WHAT IS ASKED -
Quote all lines below exactly. Images stay out.

INFORMATION SUPPLIED -
----
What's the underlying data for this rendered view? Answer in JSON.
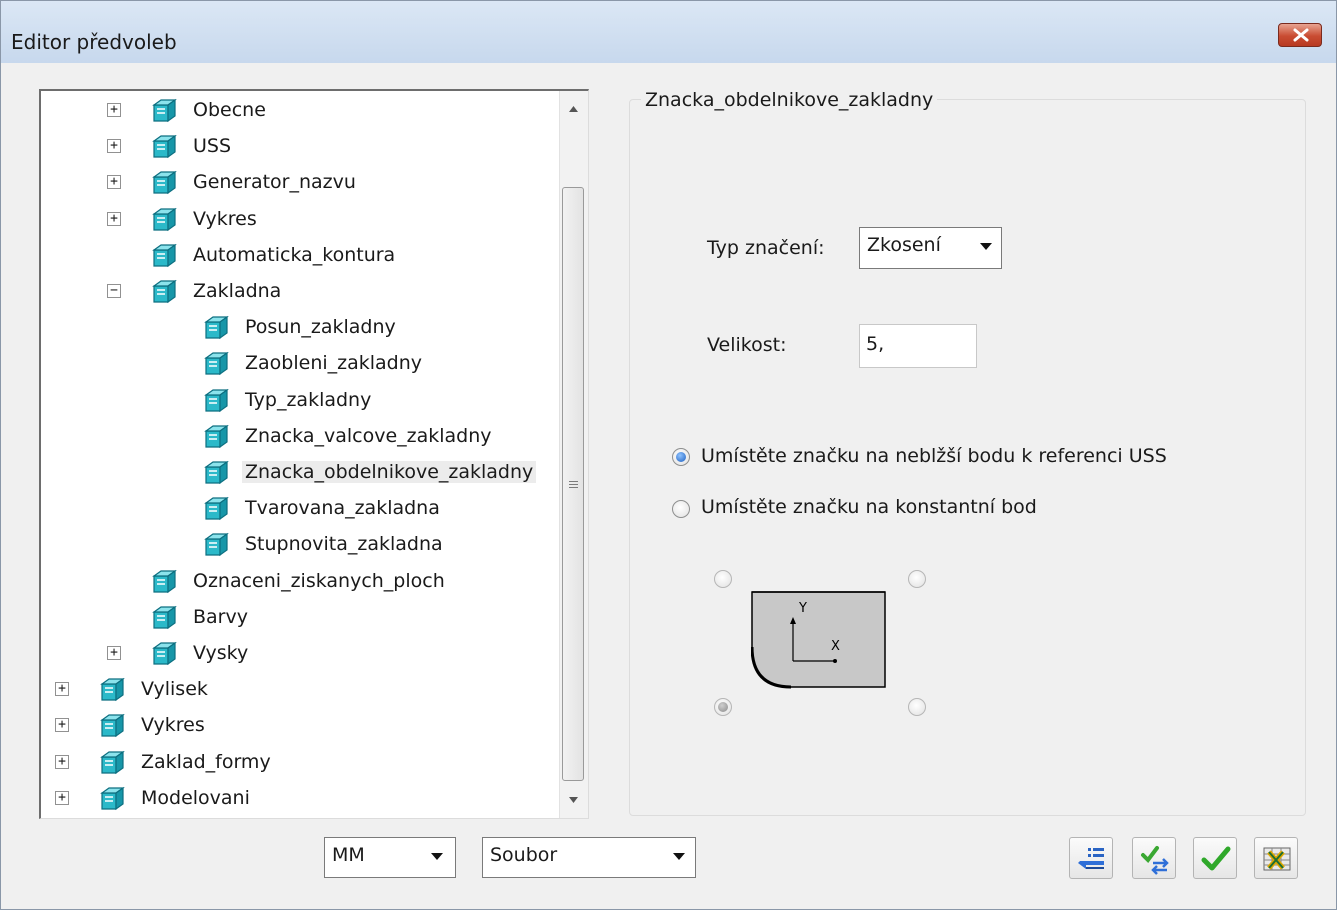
{
  "window": {
    "title": "Editor předvoleb"
  },
  "tree": {
    "items": [
      {
        "label": "Obecne",
        "level": 1,
        "expander": "+"
      },
      {
        "label": "USS",
        "level": 1,
        "expander": "+"
      },
      {
        "label": "Generator_nazvu",
        "level": 1,
        "expander": "+"
      },
      {
        "label": "Vykres",
        "level": 1,
        "expander": "+"
      },
      {
        "label": "Automaticka_kontura",
        "level": 1,
        "expander": ""
      },
      {
        "label": "Zakladna",
        "level": 1,
        "expander": "−"
      },
      {
        "label": "Posun_zakladny",
        "level": 2,
        "expander": ""
      },
      {
        "label": "Zaobleni_zakladny",
        "level": 2,
        "expander": ""
      },
      {
        "label": "Typ_zakladny",
        "level": 2,
        "expander": ""
      },
      {
        "label": "Znacka_valcove_zakladny",
        "level": 2,
        "expander": ""
      },
      {
        "label": "Znacka_obdelnikove_zakladny",
        "level": 2,
        "expander": "",
        "selected": true
      },
      {
        "label": "Tvarovana_zakladna",
        "level": 2,
        "expander": ""
      },
      {
        "label": "Stupnovita_zakladna",
        "level": 2,
        "expander": ""
      },
      {
        "label": "Oznaceni_ziskanych_ploch",
        "level": 1,
        "expander": ""
      },
      {
        "label": "Barvy",
        "level": 1,
        "expander": ""
      },
      {
        "label": "Vysky",
        "level": 1,
        "expander": "+"
      },
      {
        "label": "Vylisek",
        "level": 0,
        "expander": "+"
      },
      {
        "label": "Vykres",
        "level": 0,
        "expander": "+"
      },
      {
        "label": "Zaklad_formy",
        "level": 0,
        "expander": "+"
      },
      {
        "label": "Modelovani",
        "level": 0,
        "expander": "+"
      }
    ]
  },
  "panel": {
    "title": "Znacka_obdelnikove_zakladny",
    "typ_label": "Typ značení:",
    "typ_value": "Zkosení",
    "velikost_label": "Velikost:",
    "velikost_value": "5,",
    "option_nearest": "Umístěte značku na neblžší bodu k referenci USS",
    "option_constant": "Umístěte značku na konstantní bod",
    "selected_option": "nearest",
    "corner_selected": "bottom-left",
    "axis_y": "Y",
    "axis_x": "X"
  },
  "footer": {
    "units_value": "MM",
    "source_value": "Soubor"
  },
  "icons": {
    "tree_node": "folder-cube-icon",
    "toolbar": [
      "import-list-icon",
      "transfer-icon",
      "ok-check-icon",
      "excel-export-icon"
    ]
  }
}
----
OUTPUT BELOW -
What's the underlying data for this rendered view? Answer in JSON.
{
  "window": {
    "title": "Editor předvoleb"
  },
  "tree": {
    "items": [
      {
        "label": "Obecne",
        "level": 1,
        "expander": "+"
      },
      {
        "label": "USS",
        "level": 1,
        "expander": "+"
      },
      {
        "label": "Generator_nazvu",
        "level": 1,
        "expander": "+"
      },
      {
        "label": "Vykres",
        "level": 1,
        "expander": "+"
      },
      {
        "label": "Automaticka_kontura",
        "level": 1,
        "expander": ""
      },
      {
        "label": "Zakladna",
        "level": 1,
        "expander": "−"
      },
      {
        "label": "Posun_zakladny",
        "level": 2,
        "expander": ""
      },
      {
        "label": "Zaobleni_zakladny",
        "level": 2,
        "expander": ""
      },
      {
        "label": "Typ_zakladny",
        "level": 2,
        "expander": ""
      },
      {
        "label": "Znacka_valcove_zakladny",
        "level": 2,
        "expander": ""
      },
      {
        "label": "Znacka_obdelnikove_zakladny",
        "level": 2,
        "expander": "",
        "selected": true
      },
      {
        "label": "Tvarovana_zakladna",
        "level": 2,
        "expander": ""
      },
      {
        "label": "Stupnovita_zakladna",
        "level": 2,
        "expander": ""
      },
      {
        "label": "Oznaceni_ziskanych_ploch",
        "level": 1,
        "expander": ""
      },
      {
        "label": "Barvy",
        "level": 1,
        "expander": ""
      },
      {
        "label": "Vysky",
        "level": 1,
        "expander": "+"
      },
      {
        "label": "Vylisek",
        "level": 0,
        "expander": "+"
      },
      {
        "label": "Vykres",
        "level": 0,
        "expander": "+"
      },
      {
        "label": "Zaklad_formy",
        "level": 0,
        "expander": "+"
      },
      {
        "label": "Modelovani",
        "level": 0,
        "expander": "+"
      }
    ]
  },
  "panel": {
    "title": "Znacka_obdelnikove_zakladny",
    "typ_label": "Typ značení:",
    "typ_value": "Zkosení",
    "velikost_label": "Velikost:",
    "velikost_value": "5,",
    "option_nearest": "Umístěte značku na neblžší bodu k referenci USS",
    "option_constant": "Umístěte značku na konstantní bod",
    "selected_option": "nearest",
    "corner_selected": "bottom-left",
    "axis_y": "Y",
    "axis_x": "X"
  },
  "footer": {
    "units_value": "MM",
    "source_value": "Soubor"
  },
  "icons": {
    "tree_node": "folder-cube-icon",
    "toolbar": [
      "import-list-icon",
      "transfer-icon",
      "ok-check-icon",
      "excel-export-icon"
    ]
  }
}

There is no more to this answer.